Stated exercise
Pull out every line in the material below that contains the word "legend".

Layout element annotations
-- BEGIN --
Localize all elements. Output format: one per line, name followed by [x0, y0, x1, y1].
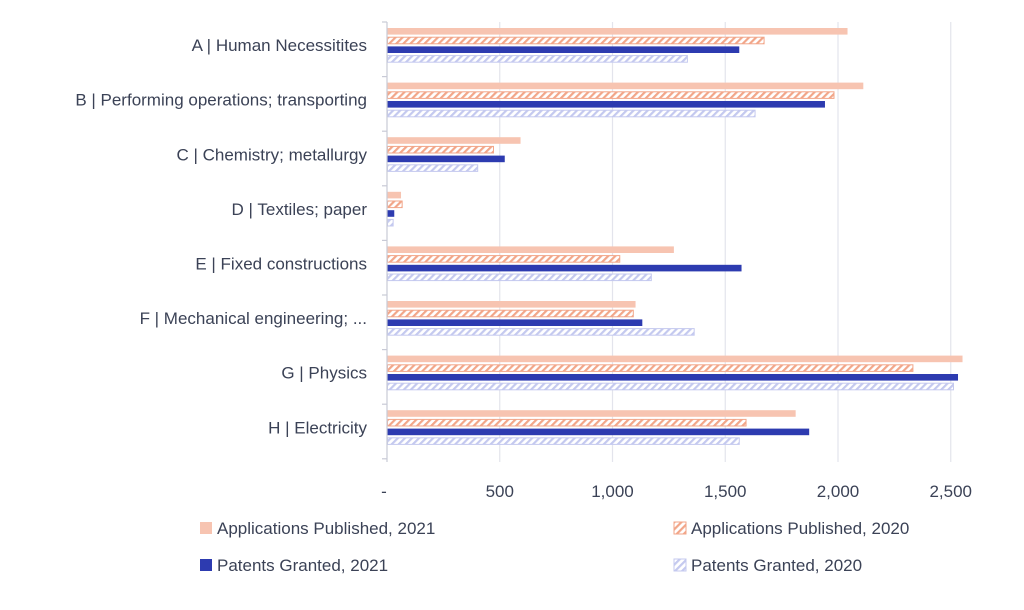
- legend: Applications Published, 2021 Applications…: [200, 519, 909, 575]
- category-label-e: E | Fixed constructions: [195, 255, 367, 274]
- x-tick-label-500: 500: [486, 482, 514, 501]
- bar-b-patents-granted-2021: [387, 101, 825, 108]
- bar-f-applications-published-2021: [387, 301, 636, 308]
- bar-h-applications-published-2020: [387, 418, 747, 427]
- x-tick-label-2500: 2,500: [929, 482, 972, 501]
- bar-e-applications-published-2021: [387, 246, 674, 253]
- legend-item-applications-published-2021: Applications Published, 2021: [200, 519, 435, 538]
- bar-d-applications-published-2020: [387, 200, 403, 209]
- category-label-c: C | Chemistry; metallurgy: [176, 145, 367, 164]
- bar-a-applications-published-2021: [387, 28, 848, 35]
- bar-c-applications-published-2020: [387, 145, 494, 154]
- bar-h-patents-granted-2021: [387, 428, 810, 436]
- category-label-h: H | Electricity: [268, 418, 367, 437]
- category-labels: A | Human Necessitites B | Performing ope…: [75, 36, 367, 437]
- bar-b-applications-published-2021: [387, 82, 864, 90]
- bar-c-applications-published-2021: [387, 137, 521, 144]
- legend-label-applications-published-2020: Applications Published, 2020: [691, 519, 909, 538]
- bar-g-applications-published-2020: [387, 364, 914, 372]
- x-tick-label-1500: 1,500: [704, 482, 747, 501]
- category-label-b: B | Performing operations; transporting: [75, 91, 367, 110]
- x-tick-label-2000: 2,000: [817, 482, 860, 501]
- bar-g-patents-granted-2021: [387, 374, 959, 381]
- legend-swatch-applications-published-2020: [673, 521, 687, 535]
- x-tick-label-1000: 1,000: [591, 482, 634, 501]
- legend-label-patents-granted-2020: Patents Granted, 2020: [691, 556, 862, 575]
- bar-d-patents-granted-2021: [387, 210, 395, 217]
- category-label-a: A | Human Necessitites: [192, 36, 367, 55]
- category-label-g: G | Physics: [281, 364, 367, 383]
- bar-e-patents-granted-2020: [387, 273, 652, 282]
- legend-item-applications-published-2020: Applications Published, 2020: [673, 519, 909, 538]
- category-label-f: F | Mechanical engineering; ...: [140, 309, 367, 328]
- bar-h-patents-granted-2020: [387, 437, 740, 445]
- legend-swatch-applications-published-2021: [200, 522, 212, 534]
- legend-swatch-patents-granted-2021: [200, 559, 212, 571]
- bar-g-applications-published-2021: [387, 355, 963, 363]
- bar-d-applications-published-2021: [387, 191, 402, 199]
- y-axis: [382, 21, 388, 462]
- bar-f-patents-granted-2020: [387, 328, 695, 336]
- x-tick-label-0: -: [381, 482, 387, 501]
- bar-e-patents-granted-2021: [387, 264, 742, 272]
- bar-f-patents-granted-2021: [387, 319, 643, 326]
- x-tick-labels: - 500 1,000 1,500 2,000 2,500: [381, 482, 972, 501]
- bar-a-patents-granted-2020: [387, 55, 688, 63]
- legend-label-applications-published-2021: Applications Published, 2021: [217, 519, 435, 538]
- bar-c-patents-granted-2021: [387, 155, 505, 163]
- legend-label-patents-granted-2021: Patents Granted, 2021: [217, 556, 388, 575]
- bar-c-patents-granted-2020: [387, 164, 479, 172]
-- END --
Correct answer
- legend: Applications Published, 2021 Applications…: [200, 519, 909, 575]
- legend-item-applications-published-2021: Applications Published, 2021: [200, 519, 435, 538]
- legend-label-applications-published-2020: Applications Published, 2020: [691, 519, 909, 538]
- legend-swatch-applications-published-2020: [673, 521, 687, 535]
- legend-label-patents-granted-2020: Patents Granted, 2020: [691, 556, 862, 575]
- legend-item-applications-published-2020: Applications Published, 2020: [673, 519, 909, 538]
- legend-swatch-applications-published-2021: [200, 522, 212, 534]
- legend-swatch-patents-granted-2021: [200, 559, 212, 571]
- legend-label-applications-published-2021: Applications Published, 2021: [217, 519, 435, 538]
- legend-label-patents-granted-2021: Patents Granted, 2021: [217, 556, 388, 575]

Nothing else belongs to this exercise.